Set exercise:
Repeat all of the data precisely.

Entries:
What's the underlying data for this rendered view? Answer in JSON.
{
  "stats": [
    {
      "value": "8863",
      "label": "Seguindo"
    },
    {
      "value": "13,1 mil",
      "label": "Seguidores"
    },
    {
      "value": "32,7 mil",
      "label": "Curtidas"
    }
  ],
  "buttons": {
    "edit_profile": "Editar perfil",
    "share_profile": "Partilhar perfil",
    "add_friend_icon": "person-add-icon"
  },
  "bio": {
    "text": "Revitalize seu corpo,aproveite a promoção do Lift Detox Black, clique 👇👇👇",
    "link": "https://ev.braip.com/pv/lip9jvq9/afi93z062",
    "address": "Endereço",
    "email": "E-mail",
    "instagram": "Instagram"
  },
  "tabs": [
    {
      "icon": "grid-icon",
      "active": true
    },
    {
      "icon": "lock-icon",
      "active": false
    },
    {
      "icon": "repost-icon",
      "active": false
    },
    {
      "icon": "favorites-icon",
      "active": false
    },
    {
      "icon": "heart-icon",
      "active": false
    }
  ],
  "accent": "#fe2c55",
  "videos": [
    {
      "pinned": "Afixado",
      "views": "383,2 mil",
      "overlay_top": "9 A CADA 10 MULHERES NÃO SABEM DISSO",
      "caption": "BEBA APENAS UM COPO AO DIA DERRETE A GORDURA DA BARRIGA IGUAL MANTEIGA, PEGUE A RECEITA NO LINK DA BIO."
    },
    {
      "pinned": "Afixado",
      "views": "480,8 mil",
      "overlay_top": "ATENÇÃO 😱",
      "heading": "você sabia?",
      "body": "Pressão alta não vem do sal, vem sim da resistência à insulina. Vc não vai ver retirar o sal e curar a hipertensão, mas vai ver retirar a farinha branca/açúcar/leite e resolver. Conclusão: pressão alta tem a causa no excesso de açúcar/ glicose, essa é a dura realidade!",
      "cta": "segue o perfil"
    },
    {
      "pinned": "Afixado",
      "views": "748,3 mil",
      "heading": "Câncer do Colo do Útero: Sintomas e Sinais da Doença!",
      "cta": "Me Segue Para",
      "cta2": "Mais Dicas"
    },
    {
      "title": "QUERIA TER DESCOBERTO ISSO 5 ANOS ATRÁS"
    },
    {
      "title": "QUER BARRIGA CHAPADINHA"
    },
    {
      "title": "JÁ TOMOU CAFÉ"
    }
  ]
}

Answer:
What's the underlying data for this rendered view? Answer in JSON.
{
  "stats": [
    {
      "value": "8863",
      "label": "Seguindo"
    },
    {
      "value": "13,1 mil",
      "label": "Seguidores"
    },
    {
      "value": "32,7 mil",
      "label": "Curtidas"
    }
  ],
  "buttons": {
    "edit_profile": "Editar perfil",
    "share_profile": "Partilhar perfil",
    "add_friend_icon": "person-add-icon"
  },
  "bio": {
    "text": "Revitalize seu corpo,aproveite a promoção do Lift Detox Black, clique 👇👇👇",
    "link": "https://ev.braip.com/pv/lip9jvq9/afi93z062",
    "address": "Endereço",
    "email": "E-mail",
    "instagram": "Instagram"
  },
  "tabs": [
    {
      "icon": "grid-icon",
      "active": true
    },
    {
      "icon": "lock-icon",
      "active": false
    },
    {
      "icon": "repost-icon",
      "active": false
    },
    {
      "icon": "favorites-icon",
      "active": false
    },
    {
      "icon": "heart-icon",
      "active": false
    }
  ],
  "accent": "#fe2c55",
  "videos": [
    {
      "pinned": "Afixado",
      "views": "383,2 mil",
      "overlay_top": "9 A CADA 10 MULHERES NÃO SABEM DISSO",
      "caption": "BEBA APENAS UM COPO AO DIA DERRETE A GORDURA DA BARRIGA IGUAL MANTEIGA, PEGUE A RECEITA NO LINK DA BIO."
    },
    {
      "pinned": "Afixado",
      "views": "480,8 mil",
      "overlay_top": "ATENÇÃO 😱",
      "heading": "você sabia?",
      "body": "Pressão alta não vem do sal, vem sim da resistência à insulina. Vc não vai ver retirar o sal e curar a hipertensão, mas vai ver retirar a farinha branca/açúcar/leite e resolver. Conclusão: pressão alta tem a causa no excesso de açúcar/ glicose, essa é a dura realidade!",
      "cta": "segue o perfil"
    },
    {
      "pinned": "Afixado",
      "views": "748,3 mil",
      "heading": "Câncer do Colo do Útero: Sintomas e Sinais da Doença!",
      "cta": "Me Segue Para",
      "cta2": "Mais Dicas"
    },
    {
      "title": "QUERIA TER DESCOBERTO ISSO 5 ANOS ATRÁS"
    },
    {
      "title": "QUER BARRIGA CHAPADINHA"
    },
    {
      "title": "JÁ TOMOU CAFÉ"
    }
  ]
}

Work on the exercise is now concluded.